Copy word for word every line of the listing below, starting from its first line and ending with the line that contains "- item-text: .静脉用药调配中心（室）的洁净区、辅助工作区应当有适宜: [164, 965, 818, 993]", with that line included.

▼

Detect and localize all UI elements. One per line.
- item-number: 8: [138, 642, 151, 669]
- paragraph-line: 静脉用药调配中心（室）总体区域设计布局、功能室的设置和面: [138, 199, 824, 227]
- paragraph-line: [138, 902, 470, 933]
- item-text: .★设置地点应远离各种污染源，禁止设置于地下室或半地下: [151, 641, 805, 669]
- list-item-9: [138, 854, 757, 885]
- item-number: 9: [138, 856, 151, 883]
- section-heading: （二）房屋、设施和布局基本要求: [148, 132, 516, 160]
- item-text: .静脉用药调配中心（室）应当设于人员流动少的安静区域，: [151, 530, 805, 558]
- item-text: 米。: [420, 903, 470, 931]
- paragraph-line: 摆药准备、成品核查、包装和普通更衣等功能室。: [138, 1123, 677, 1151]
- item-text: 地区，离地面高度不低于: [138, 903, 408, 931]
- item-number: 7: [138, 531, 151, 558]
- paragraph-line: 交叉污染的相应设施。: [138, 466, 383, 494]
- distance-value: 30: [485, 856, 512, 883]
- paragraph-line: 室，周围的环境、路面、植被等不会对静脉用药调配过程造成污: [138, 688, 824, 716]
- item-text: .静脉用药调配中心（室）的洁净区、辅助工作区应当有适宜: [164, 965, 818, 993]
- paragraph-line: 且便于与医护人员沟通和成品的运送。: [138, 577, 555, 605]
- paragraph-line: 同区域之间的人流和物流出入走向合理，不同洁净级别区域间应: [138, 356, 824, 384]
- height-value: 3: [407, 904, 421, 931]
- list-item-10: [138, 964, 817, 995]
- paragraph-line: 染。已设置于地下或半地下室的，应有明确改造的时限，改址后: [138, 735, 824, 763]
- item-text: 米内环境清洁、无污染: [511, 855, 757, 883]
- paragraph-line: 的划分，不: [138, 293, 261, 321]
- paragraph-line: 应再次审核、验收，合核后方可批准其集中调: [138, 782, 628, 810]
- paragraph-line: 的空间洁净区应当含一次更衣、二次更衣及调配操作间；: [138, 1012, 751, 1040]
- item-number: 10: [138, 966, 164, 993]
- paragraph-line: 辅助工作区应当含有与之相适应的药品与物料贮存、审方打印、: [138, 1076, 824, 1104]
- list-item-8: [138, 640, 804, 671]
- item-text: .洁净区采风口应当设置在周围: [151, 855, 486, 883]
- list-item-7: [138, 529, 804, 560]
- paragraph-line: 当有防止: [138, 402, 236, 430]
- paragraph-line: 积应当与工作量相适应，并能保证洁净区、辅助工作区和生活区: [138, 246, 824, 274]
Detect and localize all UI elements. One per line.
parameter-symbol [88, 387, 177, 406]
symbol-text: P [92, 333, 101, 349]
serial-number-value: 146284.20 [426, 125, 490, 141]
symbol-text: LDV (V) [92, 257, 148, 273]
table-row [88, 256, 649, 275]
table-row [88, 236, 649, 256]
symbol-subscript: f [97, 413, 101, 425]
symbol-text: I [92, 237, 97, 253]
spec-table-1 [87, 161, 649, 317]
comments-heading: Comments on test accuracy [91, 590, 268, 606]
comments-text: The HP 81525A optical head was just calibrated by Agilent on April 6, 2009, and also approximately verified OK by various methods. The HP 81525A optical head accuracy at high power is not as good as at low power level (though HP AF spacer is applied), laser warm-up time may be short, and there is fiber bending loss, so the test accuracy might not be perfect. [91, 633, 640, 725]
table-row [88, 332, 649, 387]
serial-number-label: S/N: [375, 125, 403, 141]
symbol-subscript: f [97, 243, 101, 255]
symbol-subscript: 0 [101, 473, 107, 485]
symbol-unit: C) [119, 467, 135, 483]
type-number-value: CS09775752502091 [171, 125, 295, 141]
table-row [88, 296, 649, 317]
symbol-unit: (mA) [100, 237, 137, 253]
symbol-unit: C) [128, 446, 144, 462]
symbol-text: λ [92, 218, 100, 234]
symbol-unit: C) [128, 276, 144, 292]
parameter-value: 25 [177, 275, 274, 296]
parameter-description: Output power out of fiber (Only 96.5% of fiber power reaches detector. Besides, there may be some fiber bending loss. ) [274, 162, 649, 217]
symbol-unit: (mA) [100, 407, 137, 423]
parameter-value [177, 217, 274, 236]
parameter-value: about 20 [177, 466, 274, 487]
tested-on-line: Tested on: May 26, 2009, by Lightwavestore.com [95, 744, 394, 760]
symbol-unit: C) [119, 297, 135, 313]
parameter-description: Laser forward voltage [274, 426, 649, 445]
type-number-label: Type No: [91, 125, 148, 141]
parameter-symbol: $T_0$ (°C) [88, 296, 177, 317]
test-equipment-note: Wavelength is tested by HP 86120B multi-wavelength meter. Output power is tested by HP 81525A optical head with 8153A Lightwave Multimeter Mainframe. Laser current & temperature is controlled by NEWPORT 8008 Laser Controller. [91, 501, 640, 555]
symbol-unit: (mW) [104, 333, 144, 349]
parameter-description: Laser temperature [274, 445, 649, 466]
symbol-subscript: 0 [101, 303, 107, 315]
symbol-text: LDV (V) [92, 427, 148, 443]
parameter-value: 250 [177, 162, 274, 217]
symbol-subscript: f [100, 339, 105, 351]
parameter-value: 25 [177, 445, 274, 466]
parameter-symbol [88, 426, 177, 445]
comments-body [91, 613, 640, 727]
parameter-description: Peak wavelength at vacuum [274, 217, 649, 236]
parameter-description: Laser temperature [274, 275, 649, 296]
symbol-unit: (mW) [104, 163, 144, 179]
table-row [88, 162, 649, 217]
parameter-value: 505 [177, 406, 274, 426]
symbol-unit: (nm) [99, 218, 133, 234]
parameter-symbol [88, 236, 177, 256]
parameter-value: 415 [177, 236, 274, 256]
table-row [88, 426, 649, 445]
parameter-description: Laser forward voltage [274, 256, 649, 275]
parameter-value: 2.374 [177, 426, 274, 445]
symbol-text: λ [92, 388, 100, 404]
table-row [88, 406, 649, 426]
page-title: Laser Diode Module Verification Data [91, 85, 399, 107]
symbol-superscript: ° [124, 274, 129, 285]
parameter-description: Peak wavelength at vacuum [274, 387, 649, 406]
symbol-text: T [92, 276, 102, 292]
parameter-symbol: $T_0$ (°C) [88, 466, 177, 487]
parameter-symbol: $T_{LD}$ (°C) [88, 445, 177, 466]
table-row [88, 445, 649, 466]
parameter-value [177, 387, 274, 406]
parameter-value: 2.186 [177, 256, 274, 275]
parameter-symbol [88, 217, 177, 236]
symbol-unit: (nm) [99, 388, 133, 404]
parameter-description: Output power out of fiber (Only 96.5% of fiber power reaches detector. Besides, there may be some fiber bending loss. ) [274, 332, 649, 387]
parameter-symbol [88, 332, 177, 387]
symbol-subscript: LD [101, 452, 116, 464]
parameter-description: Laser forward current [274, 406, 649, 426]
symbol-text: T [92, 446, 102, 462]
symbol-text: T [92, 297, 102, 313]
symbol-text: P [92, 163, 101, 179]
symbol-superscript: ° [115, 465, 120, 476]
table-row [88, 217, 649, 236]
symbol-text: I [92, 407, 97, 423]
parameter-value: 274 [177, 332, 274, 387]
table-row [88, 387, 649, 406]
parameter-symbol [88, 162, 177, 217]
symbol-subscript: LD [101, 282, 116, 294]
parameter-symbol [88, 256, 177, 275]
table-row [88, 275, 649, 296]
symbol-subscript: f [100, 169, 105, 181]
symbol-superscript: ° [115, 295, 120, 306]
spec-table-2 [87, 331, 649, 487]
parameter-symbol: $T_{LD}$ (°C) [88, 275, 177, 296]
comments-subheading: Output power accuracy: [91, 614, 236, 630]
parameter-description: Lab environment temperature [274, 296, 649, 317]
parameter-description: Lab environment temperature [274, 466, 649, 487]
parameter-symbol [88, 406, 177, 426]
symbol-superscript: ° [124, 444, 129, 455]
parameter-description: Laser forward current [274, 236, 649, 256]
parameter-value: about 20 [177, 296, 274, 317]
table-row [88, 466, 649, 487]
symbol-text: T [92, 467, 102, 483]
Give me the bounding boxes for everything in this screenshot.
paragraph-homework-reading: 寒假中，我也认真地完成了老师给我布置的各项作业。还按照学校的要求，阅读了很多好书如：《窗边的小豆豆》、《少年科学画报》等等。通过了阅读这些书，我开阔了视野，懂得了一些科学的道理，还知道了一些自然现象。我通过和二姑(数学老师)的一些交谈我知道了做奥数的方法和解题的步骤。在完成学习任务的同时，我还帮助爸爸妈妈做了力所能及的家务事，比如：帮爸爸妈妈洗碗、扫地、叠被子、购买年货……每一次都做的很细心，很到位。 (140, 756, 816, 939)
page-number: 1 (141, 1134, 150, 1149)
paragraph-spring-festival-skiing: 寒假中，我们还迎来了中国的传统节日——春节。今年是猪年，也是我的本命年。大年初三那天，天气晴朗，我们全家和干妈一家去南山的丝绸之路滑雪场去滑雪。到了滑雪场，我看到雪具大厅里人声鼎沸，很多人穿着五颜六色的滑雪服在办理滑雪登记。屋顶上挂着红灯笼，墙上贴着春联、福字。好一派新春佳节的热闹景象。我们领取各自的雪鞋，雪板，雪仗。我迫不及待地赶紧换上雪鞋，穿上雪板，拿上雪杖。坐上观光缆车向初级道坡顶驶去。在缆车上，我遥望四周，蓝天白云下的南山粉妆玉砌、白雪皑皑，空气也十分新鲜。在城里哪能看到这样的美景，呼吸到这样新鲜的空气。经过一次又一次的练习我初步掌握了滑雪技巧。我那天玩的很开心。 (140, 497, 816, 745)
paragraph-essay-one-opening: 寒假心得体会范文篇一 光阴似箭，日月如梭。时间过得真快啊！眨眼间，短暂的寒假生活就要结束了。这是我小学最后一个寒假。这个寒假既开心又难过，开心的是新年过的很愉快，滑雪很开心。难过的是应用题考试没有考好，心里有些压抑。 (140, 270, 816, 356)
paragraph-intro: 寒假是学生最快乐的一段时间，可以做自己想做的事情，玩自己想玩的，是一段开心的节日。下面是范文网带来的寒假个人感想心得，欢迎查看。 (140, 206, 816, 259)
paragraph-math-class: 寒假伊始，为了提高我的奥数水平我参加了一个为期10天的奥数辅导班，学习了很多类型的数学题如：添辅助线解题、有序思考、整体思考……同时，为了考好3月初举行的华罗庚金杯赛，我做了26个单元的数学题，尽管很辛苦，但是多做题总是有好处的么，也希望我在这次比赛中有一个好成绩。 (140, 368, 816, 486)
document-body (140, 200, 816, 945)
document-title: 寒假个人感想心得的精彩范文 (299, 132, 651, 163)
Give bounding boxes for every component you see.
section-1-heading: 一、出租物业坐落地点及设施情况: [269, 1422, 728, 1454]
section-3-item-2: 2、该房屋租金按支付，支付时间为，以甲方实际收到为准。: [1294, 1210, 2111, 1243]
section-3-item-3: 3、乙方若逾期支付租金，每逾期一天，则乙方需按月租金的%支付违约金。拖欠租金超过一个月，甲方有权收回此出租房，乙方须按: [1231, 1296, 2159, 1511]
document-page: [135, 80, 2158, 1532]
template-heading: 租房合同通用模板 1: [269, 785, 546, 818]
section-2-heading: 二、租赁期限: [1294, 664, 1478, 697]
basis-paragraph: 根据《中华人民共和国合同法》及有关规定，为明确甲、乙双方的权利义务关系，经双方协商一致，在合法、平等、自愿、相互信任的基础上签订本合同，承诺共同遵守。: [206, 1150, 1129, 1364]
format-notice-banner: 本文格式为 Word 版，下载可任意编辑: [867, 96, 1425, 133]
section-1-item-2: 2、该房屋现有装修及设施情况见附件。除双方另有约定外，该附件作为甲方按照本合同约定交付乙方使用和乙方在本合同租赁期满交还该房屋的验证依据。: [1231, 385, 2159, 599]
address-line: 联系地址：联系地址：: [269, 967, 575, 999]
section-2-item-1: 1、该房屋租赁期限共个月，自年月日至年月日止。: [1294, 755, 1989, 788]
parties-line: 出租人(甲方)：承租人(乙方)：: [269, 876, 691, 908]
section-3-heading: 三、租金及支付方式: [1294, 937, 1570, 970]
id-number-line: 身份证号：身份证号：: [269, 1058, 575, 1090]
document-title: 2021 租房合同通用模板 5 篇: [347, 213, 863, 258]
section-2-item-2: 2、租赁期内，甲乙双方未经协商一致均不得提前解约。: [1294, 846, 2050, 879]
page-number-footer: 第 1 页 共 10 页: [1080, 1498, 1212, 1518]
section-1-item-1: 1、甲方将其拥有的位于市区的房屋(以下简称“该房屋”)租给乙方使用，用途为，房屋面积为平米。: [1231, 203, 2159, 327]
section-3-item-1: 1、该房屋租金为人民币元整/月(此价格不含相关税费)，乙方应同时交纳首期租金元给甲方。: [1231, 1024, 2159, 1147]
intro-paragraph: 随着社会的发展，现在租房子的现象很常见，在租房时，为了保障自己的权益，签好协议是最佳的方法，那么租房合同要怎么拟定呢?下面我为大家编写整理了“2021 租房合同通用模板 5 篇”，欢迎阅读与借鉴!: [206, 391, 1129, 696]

▲

TASK SOLUTION:
Detect and localize all UI elements. One per line.
- item-number: 8: [138, 642, 151, 669]
- paragraph-line: 静脉用药调配中心（室）总体区域设计布局、功能室的设置和面: [138, 199, 824, 227]
- paragraph-line: [138, 902, 470, 933]
- item-text: .★设置地点应远离各种污染源，禁止设置于地下室或半地下: [151, 641, 805, 669]
- list-item-9: [138, 854, 757, 885]
- item-number: 9: [138, 856, 151, 883]
- section-heading: （二）房屋、设施和布局基本要求: [148, 132, 516, 160]
- item-text: .静脉用药调配中心（室）应当设于人员流动少的安静区域，: [151, 530, 805, 558]
- item-text: 米。: [420, 903, 470, 931]
- paragraph-line: 摆药准备、成品核查、包装和普通更衣等功能室。: [138, 1123, 677, 1151]
- item-text: 地区，离地面高度不低于: [138, 903, 408, 931]
- item-number: 7: [138, 531, 151, 558]
- paragraph-line: 交叉污染的相应设施。: [138, 466, 383, 494]
- distance-value: 30: [485, 856, 512, 883]
- paragraph-line: 室，周围的环境、路面、植被等不会对静脉用药调配过程造成污: [138, 688, 824, 716]
- item-text: .静脉用药调配中心（室）的洁净区、辅助工作区应当有适宜: [164, 965, 818, 993]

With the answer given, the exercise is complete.